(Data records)
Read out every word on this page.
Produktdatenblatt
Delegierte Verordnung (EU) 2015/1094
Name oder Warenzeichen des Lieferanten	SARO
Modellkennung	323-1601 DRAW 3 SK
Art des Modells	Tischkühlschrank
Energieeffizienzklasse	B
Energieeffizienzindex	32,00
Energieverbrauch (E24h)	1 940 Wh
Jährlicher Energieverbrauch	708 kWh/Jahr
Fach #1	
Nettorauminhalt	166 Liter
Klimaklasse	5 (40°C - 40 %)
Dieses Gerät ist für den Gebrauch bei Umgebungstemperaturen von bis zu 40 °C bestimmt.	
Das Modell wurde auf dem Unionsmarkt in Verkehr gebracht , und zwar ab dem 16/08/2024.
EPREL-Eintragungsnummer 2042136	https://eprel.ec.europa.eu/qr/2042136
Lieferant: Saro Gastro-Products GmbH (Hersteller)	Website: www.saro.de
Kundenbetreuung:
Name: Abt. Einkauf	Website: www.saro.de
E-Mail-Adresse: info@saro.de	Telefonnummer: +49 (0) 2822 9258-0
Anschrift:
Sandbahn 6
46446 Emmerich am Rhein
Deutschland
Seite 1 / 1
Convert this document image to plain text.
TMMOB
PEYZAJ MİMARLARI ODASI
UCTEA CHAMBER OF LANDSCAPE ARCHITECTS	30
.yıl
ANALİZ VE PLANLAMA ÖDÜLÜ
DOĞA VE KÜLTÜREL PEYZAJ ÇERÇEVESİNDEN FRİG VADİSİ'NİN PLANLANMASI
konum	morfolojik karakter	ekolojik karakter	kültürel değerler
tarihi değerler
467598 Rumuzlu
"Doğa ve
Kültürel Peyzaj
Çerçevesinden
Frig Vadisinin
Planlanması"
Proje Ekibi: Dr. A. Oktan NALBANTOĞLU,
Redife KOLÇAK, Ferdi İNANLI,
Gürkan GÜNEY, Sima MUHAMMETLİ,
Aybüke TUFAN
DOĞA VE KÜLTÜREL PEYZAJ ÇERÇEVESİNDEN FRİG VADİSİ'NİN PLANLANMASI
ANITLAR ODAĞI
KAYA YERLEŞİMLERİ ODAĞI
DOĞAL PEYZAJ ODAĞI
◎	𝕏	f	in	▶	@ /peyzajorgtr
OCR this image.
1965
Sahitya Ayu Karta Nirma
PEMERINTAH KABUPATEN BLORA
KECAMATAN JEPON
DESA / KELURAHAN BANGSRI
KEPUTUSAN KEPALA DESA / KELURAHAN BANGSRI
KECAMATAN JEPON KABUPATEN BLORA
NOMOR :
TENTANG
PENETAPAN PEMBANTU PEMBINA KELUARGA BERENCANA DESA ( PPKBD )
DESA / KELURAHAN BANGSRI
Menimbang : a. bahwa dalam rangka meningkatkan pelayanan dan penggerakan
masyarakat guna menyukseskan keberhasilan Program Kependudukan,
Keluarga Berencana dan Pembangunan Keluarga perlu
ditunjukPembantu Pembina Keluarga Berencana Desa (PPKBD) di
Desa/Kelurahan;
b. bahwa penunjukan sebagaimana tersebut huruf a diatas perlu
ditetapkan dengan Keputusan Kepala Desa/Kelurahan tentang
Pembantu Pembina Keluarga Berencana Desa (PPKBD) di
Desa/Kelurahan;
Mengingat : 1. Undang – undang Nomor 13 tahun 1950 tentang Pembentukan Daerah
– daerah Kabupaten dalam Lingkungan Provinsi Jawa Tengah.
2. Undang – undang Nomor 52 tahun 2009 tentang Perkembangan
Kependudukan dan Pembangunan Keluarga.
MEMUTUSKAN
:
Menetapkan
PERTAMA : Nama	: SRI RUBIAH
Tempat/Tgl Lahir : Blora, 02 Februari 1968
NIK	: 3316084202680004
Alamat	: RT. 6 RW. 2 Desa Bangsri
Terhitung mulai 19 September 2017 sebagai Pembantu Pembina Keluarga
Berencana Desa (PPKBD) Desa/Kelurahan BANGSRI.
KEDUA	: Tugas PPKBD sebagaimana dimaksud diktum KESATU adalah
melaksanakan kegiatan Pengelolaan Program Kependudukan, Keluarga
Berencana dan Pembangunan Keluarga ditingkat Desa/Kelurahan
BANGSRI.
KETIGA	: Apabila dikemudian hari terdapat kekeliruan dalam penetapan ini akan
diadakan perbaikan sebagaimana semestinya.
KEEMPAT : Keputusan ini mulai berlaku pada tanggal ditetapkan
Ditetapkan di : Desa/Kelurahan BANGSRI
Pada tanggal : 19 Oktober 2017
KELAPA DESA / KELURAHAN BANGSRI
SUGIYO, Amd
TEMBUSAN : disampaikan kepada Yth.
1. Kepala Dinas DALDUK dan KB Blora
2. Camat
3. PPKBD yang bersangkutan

WORK TO DO:
Repeat the data precisely, line by line.

OUTPUT FOR THIS EXERCISE:
Read out every word on this page.
Produktdatenblatt
Delegierte Verordnung (EU) 2015/1094
Name oder Warenzeichen des Lieferanten	SARO
Modellkennung	323-1601 DRAW 3 SK
Art des Modells	Tischkühlschrank
Energieeffizienzklasse	B
Energieeffizienzindex	32,00
Energieverbrauch (E24h)	1 940 Wh
Jährlicher Energieverbrauch	708 kWh/Jahr
Fach #1	
Nettorauminhalt	166 Liter
Klimaklasse	5 (40°C - 40 %)
Dieses Gerät ist für den Gebrauch bei Umgebungstemperaturen von bis zu 40 °C bestimmt.	
Das Modell wurde auf dem Unionsmarkt in Verkehr gebracht , und zwar ab dem 16/08/2024.
EPREL-Eintragungsnummer 2042136	https://eprel.ec.europa.eu/qr/2042136
Lieferant: Saro Gastro-Products GmbH (Hersteller)	Website: www.saro.de
Kundenbetreuung:
Name: Abt. Einkauf	Website: www.saro.de
E-Mail-Adresse: info@saro.de	Telefonnummer: +49 (0) 2822 9258-0
Anschrift:
Sandbahn 6
46446 Emmerich am Rhein
Deutschland
Seite 1 / 1
Convert this document image to plain text.
TMMOB
PEYZAJ MİMARLARI ODASI
UCTEA CHAMBER OF LANDSCAPE ARCHITECTS	30
.yıl
ANALİZ VE PLANLAMA ÖDÜLÜ
DOĞA VE KÜLTÜREL PEYZAJ ÇERÇEVESİNDEN FRİG VADİSİ'NİN PLANLANMASI
konum	morfolojik karakter	ekolojik karakter	kültürel değerler
tarihi değerler
467598 Rumuzlu
"Doğa ve
Kültürel Peyzaj
Çerçevesinden
Frig Vadisinin
Planlanması"
Proje Ekibi: Dr. A. Oktan NALBANTOĞLU,
Redife KOLÇAK, Ferdi İNANLI,
Gürkan GÜNEY, Sima MUHAMMETLİ,
Aybüke TUFAN
DOĞA VE KÜLTÜREL PEYZAJ ÇERÇEVESİNDEN FRİG VADİSİ'NİN PLANLANMASI
ANITLAR ODAĞI
KAYA YERLEŞİMLERİ ODAĞI
DOĞAL PEYZAJ ODAĞI
◎	𝕏	f	in	▶	@ /peyzajorgtr
OCR this image.
1965
Sahitya Ayu Karta Nirma
PEMERINTAH KABUPATEN BLORA
KECAMATAN JEPON
DESA / KELURAHAN BANGSRI
KEPUTUSAN KEPALA DESA / KELURAHAN BANGSRI
KECAMATAN JEPON KABUPATEN BLORA
NOMOR :
TENTANG
PENETAPAN PEMBANTU PEMBINA KELUARGA BERENCANA DESA ( PPKBD )
DESA / KELURAHAN BANGSRI
Menimbang : a. bahwa dalam rangka meningkatkan pelayanan dan penggerakan
masyarakat guna menyukseskan keberhasilan Program Kependudukan,
Keluarga Berencana dan Pembangunan Keluarga perlu
ditunjukPembantu Pembina Keluarga Berencana Desa (PPKBD) di
Desa/Kelurahan;
b. bahwa penunjukan sebagaimana tersebut huruf a diatas perlu
ditetapkan dengan Keputusan Kepala Desa/Kelurahan tentang
Pembantu Pembina Keluarga Berencana Desa (PPKBD) di
Desa/Kelurahan;
Mengingat : 1. Undang – undang Nomor 13 tahun 1950 tentang Pembentukan Daerah
– daerah Kabupaten dalam Lingkungan Provinsi Jawa Tengah.
2. Undang – undang Nomor 52 tahun 2009 tentang Perkembangan
Kependudukan dan Pembangunan Keluarga.
MEMUTUSKAN
:
Menetapkan
PERTAMA : Nama	: SRI RUBIAH
Tempat/Tgl Lahir : Blora, 02 Februari 1968
NIK	: 3316084202680004
Alamat	: RT. 6 RW. 2 Desa Bangsri
Terhitung mulai 19 September 2017 sebagai Pembantu Pembina Keluarga
Berencana Desa (PPKBD) Desa/Kelurahan BANGSRI.
KEDUA	: Tugas PPKBD sebagaimana dimaksud diktum KESATU adalah
melaksanakan kegiatan Pengelolaan Program Kependudukan, Keluarga
Berencana dan Pembangunan Keluarga ditingkat Desa/Kelurahan
BANGSRI.
KETIGA	: Apabila dikemudian hari terdapat kekeliruan dalam penetapan ini akan
diadakan perbaikan sebagaimana semestinya.
KEEMPAT : Keputusan ini mulai berlaku pada tanggal ditetapkan
Ditetapkan di : Desa/Kelurahan BANGSRI
Pada tanggal : 19 Oktober 2017
KELAPA DESA / KELURAHAN BANGSRI
SUGIYO, Amd
TEMBUSAN : disampaikan kepada Yth.
1. Kepala Dinas DALDUK dan KB Blora
2. Camat
3. PPKBD yang bersangkutan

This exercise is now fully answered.